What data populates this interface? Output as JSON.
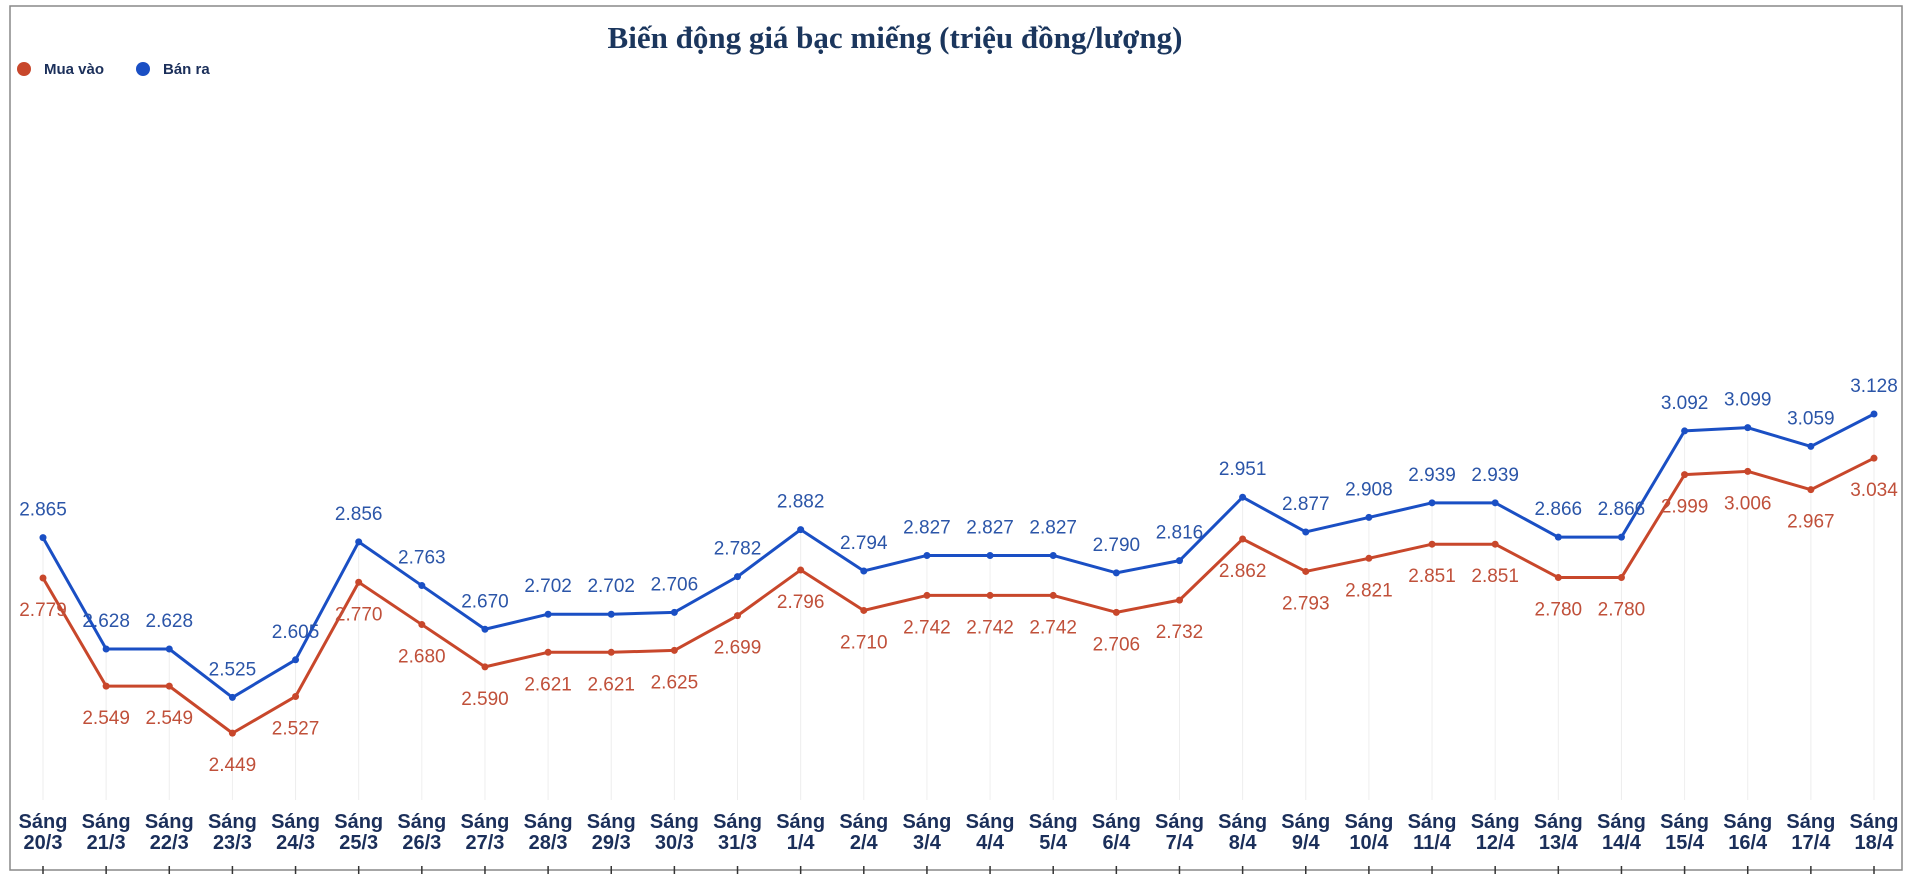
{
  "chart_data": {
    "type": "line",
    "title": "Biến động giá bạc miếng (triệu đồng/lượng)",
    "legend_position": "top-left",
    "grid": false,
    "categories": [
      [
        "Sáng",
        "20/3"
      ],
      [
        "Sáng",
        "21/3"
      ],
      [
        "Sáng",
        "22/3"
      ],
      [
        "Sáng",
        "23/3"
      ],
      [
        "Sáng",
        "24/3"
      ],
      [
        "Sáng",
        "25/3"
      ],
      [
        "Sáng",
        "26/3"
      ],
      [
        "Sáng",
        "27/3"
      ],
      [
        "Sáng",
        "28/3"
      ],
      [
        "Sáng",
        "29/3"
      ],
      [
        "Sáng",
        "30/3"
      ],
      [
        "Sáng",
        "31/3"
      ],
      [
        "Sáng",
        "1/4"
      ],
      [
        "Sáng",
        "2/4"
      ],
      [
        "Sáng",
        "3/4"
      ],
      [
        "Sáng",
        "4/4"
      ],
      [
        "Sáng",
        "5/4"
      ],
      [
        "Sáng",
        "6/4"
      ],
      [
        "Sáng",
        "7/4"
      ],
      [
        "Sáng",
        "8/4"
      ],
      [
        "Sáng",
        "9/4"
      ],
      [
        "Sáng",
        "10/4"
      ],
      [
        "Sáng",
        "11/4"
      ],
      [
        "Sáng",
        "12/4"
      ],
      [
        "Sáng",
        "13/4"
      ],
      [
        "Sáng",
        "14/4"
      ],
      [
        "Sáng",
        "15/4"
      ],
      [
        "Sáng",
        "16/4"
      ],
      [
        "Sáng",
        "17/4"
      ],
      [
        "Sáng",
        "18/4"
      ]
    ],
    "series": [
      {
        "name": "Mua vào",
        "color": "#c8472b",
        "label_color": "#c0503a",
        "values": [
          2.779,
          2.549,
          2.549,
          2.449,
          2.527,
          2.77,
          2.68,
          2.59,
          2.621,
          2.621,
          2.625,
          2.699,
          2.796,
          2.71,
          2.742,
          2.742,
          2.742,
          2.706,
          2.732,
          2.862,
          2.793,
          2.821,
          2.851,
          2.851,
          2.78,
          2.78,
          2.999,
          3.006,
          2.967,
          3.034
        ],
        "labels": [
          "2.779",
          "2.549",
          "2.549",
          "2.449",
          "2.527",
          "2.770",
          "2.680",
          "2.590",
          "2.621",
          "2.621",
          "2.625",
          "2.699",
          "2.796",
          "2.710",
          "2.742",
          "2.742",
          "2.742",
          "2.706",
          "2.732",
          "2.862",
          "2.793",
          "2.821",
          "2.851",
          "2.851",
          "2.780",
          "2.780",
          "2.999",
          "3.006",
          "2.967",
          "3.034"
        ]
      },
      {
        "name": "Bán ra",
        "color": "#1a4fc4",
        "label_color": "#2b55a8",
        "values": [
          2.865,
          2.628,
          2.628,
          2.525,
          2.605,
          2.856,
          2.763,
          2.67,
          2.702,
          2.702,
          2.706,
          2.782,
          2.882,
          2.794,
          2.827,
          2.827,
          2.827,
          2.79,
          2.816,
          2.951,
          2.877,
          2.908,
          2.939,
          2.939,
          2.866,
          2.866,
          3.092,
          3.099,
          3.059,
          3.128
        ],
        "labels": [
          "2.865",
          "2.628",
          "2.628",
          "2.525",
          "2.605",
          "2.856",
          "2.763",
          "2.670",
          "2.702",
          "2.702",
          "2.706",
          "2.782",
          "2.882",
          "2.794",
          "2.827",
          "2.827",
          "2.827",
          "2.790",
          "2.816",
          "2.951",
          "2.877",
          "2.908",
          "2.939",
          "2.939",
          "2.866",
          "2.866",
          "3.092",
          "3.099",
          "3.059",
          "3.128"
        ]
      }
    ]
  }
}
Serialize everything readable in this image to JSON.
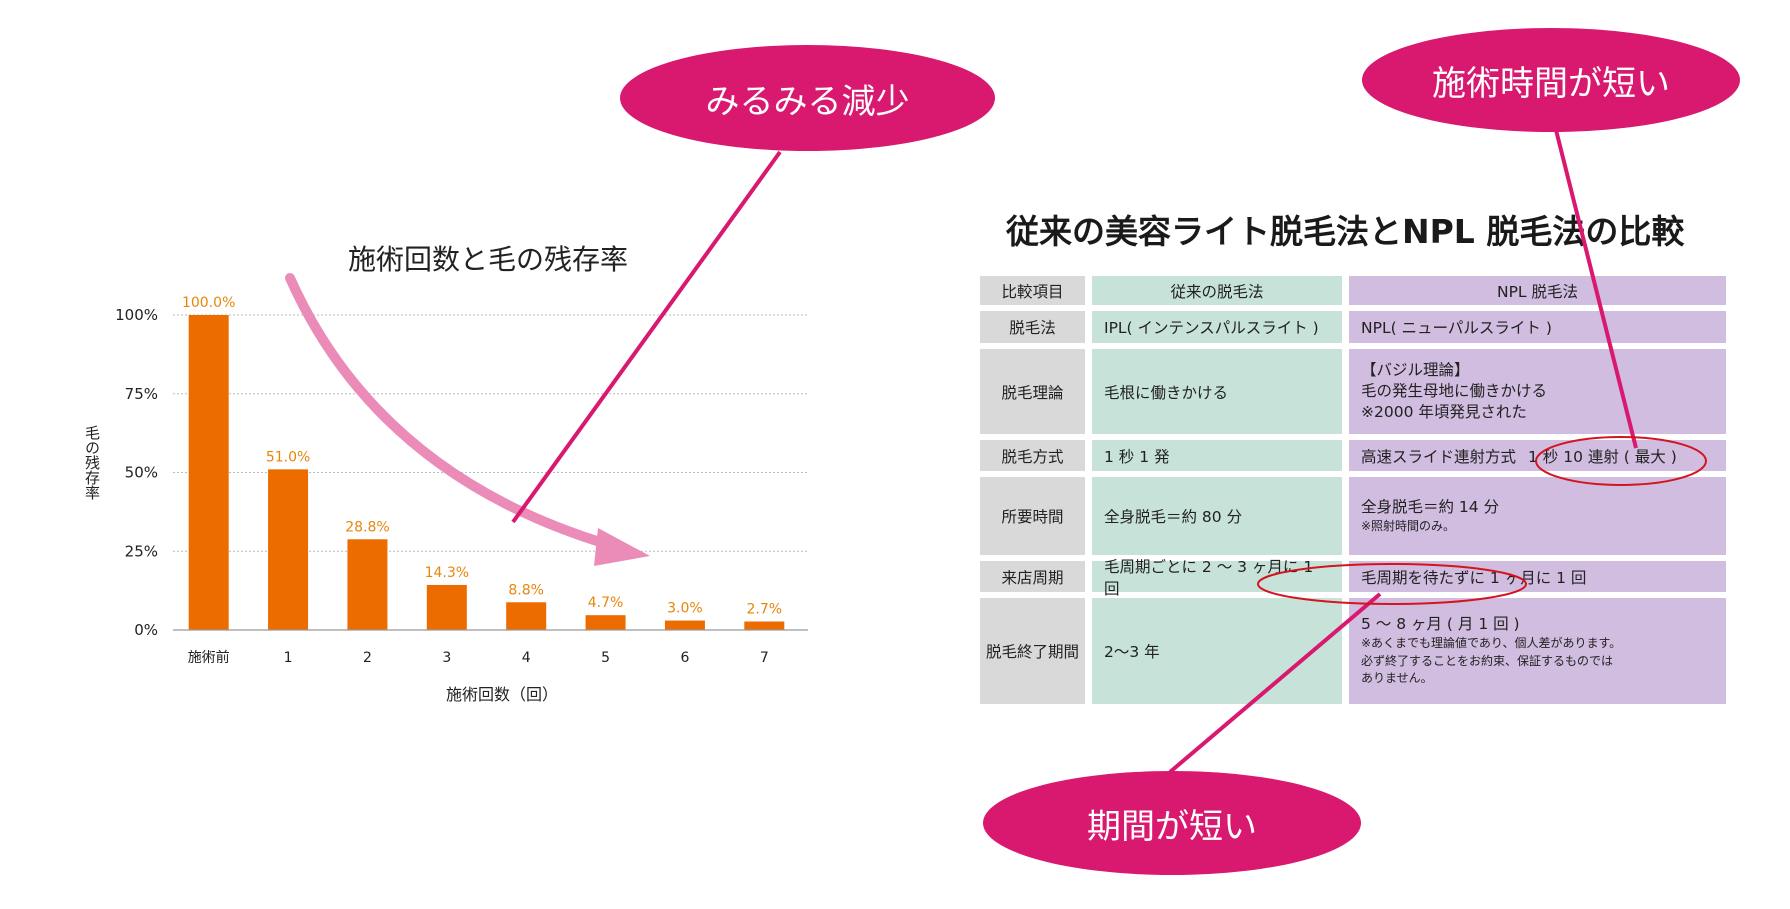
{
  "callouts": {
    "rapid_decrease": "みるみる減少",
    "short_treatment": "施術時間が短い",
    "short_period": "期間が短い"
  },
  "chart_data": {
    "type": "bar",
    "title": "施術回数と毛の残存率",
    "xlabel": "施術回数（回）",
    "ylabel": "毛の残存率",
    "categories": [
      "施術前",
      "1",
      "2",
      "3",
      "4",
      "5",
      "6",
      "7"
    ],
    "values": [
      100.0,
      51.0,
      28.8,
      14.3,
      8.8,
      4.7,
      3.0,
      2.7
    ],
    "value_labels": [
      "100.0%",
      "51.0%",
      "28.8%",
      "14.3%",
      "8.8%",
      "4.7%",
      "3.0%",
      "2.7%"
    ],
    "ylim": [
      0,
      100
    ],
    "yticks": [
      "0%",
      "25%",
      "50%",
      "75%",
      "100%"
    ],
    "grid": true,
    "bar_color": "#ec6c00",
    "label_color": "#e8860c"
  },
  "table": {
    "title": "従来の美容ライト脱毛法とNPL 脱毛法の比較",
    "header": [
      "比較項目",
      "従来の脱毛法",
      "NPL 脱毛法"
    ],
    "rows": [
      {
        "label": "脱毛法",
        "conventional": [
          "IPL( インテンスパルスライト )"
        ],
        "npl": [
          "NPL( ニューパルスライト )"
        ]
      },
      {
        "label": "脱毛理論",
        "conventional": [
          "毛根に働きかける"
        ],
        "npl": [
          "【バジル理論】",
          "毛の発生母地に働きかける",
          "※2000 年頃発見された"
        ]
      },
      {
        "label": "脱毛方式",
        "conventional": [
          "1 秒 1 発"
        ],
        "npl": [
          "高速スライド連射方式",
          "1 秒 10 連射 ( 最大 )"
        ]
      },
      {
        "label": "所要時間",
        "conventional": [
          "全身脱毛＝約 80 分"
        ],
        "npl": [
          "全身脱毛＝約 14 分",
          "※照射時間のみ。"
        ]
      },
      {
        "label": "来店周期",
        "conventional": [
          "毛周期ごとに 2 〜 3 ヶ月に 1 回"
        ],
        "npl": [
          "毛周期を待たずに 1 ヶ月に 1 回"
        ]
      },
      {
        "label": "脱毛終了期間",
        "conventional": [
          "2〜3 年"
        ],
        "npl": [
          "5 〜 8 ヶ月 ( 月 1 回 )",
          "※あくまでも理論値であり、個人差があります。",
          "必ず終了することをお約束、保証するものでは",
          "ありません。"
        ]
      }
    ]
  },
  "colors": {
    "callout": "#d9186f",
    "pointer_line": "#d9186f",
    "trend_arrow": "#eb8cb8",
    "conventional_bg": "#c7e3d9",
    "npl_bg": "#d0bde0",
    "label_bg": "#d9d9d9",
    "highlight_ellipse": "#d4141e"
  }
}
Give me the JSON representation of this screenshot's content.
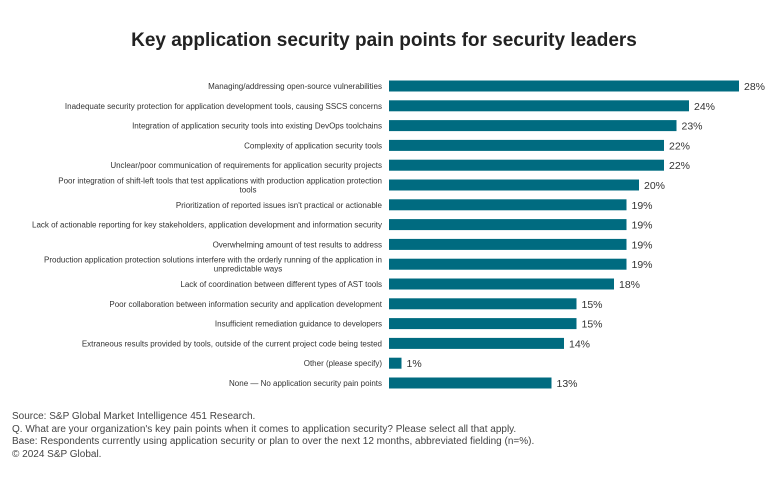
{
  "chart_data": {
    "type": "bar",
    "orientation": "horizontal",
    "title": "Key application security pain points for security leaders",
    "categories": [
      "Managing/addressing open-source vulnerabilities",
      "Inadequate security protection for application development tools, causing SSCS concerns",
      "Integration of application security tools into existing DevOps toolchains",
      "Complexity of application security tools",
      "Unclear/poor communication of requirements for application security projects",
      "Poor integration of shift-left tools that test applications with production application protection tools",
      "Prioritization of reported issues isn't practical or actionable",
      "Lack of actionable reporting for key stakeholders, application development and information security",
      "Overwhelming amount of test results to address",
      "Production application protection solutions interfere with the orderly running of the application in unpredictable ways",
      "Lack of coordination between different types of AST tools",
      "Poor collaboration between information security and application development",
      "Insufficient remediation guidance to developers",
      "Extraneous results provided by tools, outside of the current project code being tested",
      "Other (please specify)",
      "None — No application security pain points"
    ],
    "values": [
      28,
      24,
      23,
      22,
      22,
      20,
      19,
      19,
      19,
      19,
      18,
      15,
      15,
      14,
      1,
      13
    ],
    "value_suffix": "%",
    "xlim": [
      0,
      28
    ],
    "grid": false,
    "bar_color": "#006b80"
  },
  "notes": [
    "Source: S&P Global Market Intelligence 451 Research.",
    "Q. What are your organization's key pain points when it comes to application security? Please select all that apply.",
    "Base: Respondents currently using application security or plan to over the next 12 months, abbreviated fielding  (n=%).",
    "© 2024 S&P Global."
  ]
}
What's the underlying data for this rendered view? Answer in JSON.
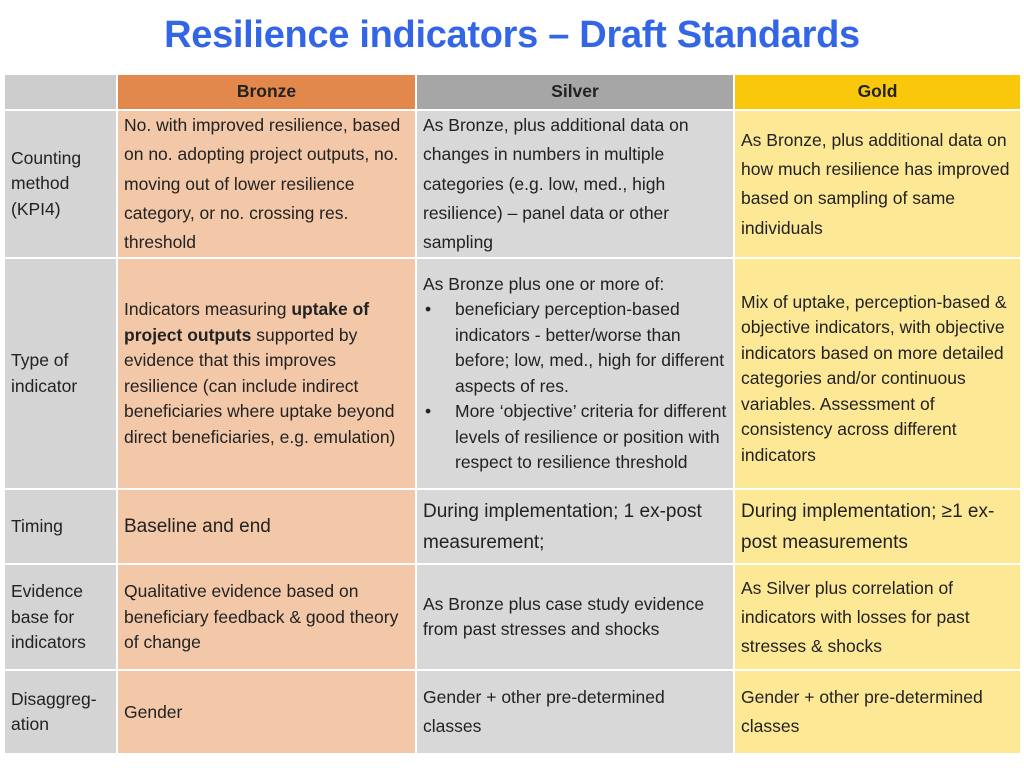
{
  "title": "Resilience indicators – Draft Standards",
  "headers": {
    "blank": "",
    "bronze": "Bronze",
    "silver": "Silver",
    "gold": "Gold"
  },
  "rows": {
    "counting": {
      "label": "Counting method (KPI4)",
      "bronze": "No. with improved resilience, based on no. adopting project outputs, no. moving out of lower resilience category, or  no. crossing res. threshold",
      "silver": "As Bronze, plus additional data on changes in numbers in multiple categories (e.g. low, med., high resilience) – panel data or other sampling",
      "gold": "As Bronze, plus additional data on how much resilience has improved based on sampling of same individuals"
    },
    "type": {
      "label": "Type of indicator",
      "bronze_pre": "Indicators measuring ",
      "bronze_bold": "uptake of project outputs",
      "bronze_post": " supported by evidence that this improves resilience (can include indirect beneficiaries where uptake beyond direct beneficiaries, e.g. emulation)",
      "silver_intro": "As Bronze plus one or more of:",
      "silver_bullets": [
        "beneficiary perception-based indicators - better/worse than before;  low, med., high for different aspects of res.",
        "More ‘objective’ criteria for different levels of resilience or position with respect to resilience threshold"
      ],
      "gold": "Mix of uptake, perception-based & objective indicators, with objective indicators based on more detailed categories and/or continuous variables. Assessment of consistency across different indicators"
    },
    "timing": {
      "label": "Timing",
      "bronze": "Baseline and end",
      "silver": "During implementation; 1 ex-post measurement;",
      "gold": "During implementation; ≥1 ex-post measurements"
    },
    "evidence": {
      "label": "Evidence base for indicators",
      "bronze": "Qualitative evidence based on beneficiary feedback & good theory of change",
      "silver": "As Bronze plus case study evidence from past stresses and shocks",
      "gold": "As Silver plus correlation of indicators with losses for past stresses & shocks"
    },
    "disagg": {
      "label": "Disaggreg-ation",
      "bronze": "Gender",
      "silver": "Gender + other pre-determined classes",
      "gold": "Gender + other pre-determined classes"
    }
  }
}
****************
Exercise details ▸
Among the lines above, count those containing the word "JSON" and give nothing but the result.

Task response ▸
4